* [Source document]:
────────
Detailed mathematical approach

Problem Summary

For a fixed \(n\), the game positions are the coprime ordered pairs \((a,b)\) of positive integers with \(a+b\le n\). A legal move goes to a smaller positive pair \((u,v)\) satisfying

$1\le u<a,\qquad 1\le v<b,\qquad |av-bu|=1.$

The game convention used here treats every position with \(a=1\) or \(b=1\) as an immediate win. The goal is to count how many admissible positions are winning when \(n=10^9\).

Mathematical Approach

Let \(W(n)\) be the number of winning positions and \(T(n)\) the number of all primitive positions. The fast solution first counts every primitive pair, then subtracts the pairs that are losing.

Step 1: Count All Primitive Positions

Fix the sum \(s=a+b\). Then \(1\le a\le s-1\) and \(b=s-a\), so

$\gcd(a,b)=\gcd(a,s).$

Therefore the number of coprime ordered pairs with \(a+b=s\) is exactly \(\varphi(s)\). Summing over every possible total gives

$T(n)=\sum_{s=2}^{n}\varphi(s)=\Phi(n)-1,$

where

$\Phi(n)=\sum_{m\le n}\varphi(m).$

The implementations evaluate \(\Phi(n)\) through the standard Möbius identity

$\Phi(n)=\frac{1+\sum_{d=1}^{n}\mu(d)\left\lfloor\frac{n}{d}\right\rfloor^2}{2},$

which turns the problem into prefix queries for the Möbius function.
────────
(Data entries)
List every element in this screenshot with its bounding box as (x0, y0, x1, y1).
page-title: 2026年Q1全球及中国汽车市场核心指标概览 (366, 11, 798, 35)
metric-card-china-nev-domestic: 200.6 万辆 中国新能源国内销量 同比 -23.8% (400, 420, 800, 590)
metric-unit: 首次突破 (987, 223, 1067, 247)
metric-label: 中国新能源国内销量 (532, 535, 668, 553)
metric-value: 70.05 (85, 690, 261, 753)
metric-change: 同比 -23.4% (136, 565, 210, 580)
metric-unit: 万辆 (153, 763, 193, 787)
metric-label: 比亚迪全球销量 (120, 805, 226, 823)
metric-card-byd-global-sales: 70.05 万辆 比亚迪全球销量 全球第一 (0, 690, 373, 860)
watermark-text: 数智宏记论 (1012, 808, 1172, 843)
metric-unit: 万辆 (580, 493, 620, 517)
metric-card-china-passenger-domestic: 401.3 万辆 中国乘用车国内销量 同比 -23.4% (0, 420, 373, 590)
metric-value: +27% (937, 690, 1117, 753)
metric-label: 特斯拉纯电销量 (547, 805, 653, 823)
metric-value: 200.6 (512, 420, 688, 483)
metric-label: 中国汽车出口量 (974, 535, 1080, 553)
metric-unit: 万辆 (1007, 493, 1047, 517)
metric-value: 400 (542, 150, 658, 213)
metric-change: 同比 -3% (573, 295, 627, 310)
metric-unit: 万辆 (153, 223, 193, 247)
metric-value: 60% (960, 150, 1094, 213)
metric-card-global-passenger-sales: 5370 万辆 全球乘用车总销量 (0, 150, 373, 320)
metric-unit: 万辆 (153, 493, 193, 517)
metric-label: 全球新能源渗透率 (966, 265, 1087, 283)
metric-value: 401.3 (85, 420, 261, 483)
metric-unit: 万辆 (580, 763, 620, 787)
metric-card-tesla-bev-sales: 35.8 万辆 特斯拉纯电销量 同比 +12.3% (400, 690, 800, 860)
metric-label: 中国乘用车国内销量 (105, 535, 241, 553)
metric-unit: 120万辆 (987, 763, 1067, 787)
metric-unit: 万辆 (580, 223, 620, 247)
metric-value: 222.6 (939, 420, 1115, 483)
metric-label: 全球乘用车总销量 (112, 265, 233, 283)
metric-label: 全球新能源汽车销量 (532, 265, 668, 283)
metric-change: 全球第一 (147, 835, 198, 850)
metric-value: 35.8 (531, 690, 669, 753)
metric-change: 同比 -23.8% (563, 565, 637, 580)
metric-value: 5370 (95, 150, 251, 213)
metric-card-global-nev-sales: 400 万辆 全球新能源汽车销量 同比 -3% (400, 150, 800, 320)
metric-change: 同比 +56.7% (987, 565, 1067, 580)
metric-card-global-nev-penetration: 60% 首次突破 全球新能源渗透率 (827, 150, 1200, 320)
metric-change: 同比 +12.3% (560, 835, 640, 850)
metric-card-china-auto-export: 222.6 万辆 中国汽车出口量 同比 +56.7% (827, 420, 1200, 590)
────────
* [What the task requires]: Carry on the write-up about counting winning positions in the coprime-pair game, starting right after its last sentence. None of the rows are needed here.

* [Final result]:
Step 2: Characterize the Losing Positions

Because the move rule is symmetric in \(a\) and \(b\), it is enough to understand the ordered half \(1<a<b\). Consider such a state and one of its legal children \((u,v)\). From

$av-bu=\pm1$

we obtain

$v-u=\frac{(b-a)u\pm1}{a}\ge 0.$

So every child also lies in the ordered half, except for the boundary case \((u,v)=(1,1)\), which is already a base win.

Now argue by induction on \(a+b\):

If \(a\) is even, then \(b\) is odd because \(\gcd(a,b)=1\). Reducing \(av-bu=\pm1\) modulo \(2\) gives \(u\equiv1\pmod 2\). Hence every child has odd smaller coordinate, so no child belongs to the losing family described below. Therefore the state is losing.

If \(a\) is odd and \(a>1\), the congruences \(bu\equiv \pm1\pmod a\) give two residues \(u\) and \(a-u\) in \(\{1,\dots,a-1\}\). Since \(a\) is odd, exactly one of them is even. Choosing that even residue produces a legal child with \(u<v\) and, by parity, \(v\) odd. Its smaller coordinate is even, so by induction that child is losing. Therefore the original state is winning.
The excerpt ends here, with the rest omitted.